======== Source passage ========

Eta-Squared (ES) is often used as a measure of strength of 
association of an effect, a measure often associated with effect size. It is 
also considered the proportion of total variance accounted for by an 
independent variable. It is simple to compute and interpret. However, it has 
one critical weakness cited by several authors (C. Huberty, 1994; P. Snyder 
and S. Lawson, 1993; and T. Snijders, 1996), and that is a sampling bias that 
leads to an inflated judgment of true effect. The purpose of this study was 
to determine the degree of inflation by determining how large ES is likely to 
be by chance, find methods of predicting the mean inflation, and then 
proposing the use of a corrected ES coefficient that is the observed ES minus 
the mean expected ES, a value added approach. A Monte Carlo study was set up 
using a number of samples from 2 to 10 and sample sizes from 5 to 100 in 
steps of 5. In each number of samples and sample size configuration, 10,000 
one-way analysis of variance replications, using samples drawn from the unit 
normal distribution, were conducted for a total of 1,800,000 replications.

======== Raw data ========

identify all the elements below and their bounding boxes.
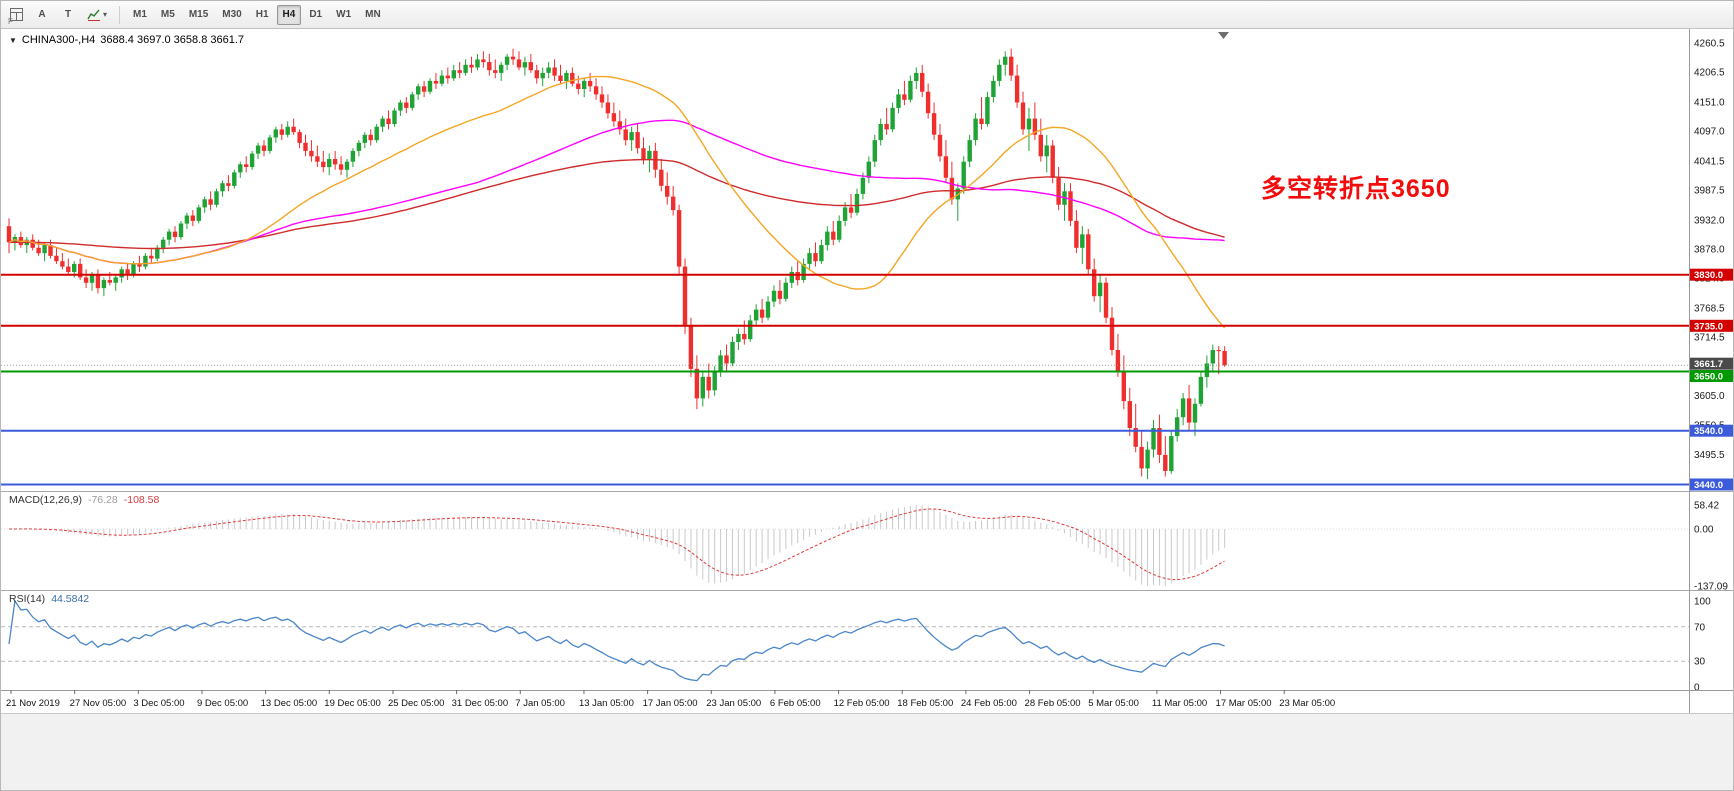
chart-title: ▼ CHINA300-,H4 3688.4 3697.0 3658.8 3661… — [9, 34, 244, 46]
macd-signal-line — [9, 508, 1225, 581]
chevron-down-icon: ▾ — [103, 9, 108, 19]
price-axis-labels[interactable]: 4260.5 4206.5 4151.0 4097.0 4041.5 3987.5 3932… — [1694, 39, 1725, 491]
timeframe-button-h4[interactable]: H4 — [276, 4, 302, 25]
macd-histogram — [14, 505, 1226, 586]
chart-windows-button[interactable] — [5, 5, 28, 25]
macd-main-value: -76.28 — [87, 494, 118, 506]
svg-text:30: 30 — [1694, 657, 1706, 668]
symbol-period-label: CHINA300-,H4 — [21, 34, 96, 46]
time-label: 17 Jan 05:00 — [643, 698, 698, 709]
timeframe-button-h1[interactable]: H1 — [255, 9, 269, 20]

========

▶ **Exercise task**
Reproduce the eta-squared passage above in full, word for word.

▶ **Response**
Eta-Squared (ES) is often used as a measure of strength of 
association of an effect, a measure often associated with effect size. It is 
also considered the proportion of total variance accounted for by an 
independent variable. It is simple to compute and interpret. However, it has 
one critical weakness cited by several authors (C. Huberty, 1994; P. Snyder 
and S. Lawson, 1993; and T. Snijders, 1996), and that is a sampling bias that 
leads to an inflated judgment of true effect. The purpose of this study was 
to determine the degree of inflation by determining how large ES is likely to 
be by chance, find methods of predicting the mean inflation, and then 
proposing the use of a corrected ES coefficient that is the observed ES minus 
the mean expected ES, a value added approach. A Monte Carlo study was set up 
using a number of samples from 2 to 10 and sample sizes from 5 to 100 in 
steps of 5. In each number of samples and sample size configuration, 10,000 
one-way analysis of variance replications, using samples drawn from the unit 
normal distribution, were conducted for a total of 1,800,000 replications.